→ **What is needed**:
Identify every line containing the word "Station" and reproduce each one.

Extracted information start

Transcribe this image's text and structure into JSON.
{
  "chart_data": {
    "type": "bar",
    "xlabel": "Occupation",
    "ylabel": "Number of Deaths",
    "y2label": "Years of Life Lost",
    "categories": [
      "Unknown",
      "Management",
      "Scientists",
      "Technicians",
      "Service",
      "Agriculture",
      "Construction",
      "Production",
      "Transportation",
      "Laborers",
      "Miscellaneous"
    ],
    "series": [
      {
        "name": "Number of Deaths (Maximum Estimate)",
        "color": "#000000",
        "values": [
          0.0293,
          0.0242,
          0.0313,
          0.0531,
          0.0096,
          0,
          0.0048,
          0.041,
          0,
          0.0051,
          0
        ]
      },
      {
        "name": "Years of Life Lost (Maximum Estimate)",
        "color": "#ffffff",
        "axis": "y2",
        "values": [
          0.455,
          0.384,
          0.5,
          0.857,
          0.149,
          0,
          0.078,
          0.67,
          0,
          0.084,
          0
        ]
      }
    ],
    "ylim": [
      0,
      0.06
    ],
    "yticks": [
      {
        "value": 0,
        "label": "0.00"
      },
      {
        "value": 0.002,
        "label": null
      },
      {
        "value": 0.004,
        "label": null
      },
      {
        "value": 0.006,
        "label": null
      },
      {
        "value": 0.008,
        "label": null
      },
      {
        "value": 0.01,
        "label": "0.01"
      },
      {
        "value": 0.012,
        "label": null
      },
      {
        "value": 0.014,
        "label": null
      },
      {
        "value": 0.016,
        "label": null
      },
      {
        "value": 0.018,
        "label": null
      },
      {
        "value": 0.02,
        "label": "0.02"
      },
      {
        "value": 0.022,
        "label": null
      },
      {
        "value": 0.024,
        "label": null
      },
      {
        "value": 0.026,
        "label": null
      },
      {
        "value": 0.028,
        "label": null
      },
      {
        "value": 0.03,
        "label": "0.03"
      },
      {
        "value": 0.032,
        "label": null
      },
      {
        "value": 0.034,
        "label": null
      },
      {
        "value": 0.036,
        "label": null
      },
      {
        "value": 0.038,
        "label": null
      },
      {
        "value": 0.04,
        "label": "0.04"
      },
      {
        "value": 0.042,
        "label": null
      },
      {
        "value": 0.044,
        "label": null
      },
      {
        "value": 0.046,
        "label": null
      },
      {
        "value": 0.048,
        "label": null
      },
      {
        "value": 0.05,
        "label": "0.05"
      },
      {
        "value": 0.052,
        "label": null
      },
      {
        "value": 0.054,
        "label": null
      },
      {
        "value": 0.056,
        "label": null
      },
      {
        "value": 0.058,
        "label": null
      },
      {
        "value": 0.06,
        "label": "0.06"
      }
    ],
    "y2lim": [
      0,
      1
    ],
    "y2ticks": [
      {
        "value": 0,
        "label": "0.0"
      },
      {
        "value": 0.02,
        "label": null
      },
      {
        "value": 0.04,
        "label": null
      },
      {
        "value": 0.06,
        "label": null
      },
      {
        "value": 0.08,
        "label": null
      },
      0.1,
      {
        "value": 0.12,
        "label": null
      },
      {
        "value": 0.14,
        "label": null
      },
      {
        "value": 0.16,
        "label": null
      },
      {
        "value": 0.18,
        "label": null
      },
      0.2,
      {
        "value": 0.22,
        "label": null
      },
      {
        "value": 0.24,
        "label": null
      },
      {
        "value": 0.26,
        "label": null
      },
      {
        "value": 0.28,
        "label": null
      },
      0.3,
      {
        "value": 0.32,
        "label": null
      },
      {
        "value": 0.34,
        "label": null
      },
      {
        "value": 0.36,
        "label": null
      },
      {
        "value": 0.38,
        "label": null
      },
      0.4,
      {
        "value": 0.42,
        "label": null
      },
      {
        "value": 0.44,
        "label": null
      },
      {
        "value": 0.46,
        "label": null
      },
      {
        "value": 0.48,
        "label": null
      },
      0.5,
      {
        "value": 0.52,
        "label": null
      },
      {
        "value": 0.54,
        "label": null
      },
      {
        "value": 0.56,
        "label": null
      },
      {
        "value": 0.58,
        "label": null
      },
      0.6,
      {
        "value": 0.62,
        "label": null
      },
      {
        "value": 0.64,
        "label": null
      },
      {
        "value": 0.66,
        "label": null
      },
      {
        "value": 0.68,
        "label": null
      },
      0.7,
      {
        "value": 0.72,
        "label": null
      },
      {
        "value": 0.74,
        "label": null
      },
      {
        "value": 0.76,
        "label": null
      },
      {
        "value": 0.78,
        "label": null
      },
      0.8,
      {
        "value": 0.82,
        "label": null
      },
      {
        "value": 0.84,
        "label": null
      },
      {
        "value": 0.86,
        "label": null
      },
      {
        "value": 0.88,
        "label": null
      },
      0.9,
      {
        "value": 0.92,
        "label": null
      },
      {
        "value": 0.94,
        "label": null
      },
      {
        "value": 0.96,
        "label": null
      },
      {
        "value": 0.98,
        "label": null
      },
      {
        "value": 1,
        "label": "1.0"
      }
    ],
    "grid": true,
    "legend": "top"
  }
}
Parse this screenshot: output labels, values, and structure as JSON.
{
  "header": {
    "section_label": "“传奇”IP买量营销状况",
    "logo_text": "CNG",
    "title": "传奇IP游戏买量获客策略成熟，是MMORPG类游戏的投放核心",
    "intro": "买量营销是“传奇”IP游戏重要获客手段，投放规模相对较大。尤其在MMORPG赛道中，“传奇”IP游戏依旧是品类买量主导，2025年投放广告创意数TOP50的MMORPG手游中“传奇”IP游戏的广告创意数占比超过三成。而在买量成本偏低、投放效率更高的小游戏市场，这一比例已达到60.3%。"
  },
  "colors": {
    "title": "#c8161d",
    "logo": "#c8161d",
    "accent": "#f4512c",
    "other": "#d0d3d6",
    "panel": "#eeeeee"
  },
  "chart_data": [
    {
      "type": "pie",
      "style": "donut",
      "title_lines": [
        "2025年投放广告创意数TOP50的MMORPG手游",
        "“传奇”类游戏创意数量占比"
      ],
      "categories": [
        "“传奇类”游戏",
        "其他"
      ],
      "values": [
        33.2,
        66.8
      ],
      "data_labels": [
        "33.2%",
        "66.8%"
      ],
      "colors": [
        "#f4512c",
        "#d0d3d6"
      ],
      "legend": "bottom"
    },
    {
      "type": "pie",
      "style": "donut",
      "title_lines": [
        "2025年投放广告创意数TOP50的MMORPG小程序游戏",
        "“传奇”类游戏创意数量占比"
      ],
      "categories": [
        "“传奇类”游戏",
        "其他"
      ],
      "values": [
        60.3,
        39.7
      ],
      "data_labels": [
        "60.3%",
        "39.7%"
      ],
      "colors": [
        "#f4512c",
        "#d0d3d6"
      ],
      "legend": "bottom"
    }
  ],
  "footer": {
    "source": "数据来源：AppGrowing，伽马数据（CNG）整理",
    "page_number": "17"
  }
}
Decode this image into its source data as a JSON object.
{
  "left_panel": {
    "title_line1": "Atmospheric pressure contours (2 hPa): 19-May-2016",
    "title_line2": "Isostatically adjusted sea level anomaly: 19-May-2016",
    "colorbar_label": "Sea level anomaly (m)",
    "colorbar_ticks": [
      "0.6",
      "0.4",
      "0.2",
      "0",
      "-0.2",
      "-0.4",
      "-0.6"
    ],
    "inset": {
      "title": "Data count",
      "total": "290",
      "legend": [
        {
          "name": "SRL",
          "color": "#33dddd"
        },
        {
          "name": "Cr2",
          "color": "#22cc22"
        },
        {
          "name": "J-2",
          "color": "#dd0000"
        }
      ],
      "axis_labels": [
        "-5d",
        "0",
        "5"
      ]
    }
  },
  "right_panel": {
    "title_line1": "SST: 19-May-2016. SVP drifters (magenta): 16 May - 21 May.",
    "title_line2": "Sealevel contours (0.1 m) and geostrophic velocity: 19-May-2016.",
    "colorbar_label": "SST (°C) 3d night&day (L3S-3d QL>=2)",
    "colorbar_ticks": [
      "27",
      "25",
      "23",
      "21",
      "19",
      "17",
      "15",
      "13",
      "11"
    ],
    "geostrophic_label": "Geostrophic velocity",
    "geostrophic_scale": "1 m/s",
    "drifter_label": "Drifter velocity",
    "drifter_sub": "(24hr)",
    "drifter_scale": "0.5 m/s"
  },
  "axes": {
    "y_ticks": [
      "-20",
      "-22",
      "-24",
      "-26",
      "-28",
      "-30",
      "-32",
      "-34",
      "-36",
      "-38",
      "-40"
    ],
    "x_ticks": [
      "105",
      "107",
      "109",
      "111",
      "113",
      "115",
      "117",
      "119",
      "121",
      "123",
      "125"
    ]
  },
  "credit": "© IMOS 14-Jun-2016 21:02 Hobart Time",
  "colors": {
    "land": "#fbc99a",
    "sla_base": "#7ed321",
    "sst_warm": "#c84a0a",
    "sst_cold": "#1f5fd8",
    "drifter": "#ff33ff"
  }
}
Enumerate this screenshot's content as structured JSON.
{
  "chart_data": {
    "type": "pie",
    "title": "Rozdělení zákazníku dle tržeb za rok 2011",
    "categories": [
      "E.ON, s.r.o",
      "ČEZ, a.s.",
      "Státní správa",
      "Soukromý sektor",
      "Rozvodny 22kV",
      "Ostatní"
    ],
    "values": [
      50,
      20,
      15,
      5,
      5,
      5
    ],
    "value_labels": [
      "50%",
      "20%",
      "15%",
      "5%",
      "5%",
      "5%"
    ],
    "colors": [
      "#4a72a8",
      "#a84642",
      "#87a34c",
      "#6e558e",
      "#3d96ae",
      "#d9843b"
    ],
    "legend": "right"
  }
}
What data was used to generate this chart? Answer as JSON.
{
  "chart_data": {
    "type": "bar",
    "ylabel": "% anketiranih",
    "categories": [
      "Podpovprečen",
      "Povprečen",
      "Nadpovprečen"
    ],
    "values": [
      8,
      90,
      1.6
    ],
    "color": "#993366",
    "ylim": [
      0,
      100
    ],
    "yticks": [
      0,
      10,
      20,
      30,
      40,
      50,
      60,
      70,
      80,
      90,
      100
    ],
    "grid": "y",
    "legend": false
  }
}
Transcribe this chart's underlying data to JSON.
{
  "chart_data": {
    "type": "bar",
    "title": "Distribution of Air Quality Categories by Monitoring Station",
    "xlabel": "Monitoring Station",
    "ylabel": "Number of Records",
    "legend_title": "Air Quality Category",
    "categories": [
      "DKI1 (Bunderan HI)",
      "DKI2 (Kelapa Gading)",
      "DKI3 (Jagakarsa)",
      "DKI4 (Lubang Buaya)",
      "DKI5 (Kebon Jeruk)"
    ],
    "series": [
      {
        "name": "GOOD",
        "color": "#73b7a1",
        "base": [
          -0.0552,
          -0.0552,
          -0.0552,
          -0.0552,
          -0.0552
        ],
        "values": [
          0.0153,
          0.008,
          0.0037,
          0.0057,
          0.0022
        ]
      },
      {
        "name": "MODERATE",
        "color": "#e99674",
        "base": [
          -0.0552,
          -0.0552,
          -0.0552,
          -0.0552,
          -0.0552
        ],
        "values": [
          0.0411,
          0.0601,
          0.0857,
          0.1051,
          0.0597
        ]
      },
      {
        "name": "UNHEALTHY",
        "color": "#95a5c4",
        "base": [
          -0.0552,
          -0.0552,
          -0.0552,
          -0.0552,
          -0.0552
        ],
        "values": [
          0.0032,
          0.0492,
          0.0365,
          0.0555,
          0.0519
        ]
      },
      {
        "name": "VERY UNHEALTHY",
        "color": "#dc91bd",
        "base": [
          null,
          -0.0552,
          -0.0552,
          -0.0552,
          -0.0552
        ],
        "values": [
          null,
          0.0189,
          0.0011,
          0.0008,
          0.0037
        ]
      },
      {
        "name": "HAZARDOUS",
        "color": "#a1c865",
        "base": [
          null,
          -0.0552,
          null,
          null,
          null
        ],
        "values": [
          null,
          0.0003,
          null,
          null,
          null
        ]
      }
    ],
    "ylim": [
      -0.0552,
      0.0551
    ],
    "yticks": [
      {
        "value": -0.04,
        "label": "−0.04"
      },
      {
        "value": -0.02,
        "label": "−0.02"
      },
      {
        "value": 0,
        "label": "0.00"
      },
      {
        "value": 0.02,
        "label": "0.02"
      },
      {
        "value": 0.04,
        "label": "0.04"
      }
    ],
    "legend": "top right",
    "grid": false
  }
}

Extracted information end

→ **Exercise output**:
    "title": "Distribution of Air Quality Categories by Monitoring Station",
    "xlabel": "Monitoring Station",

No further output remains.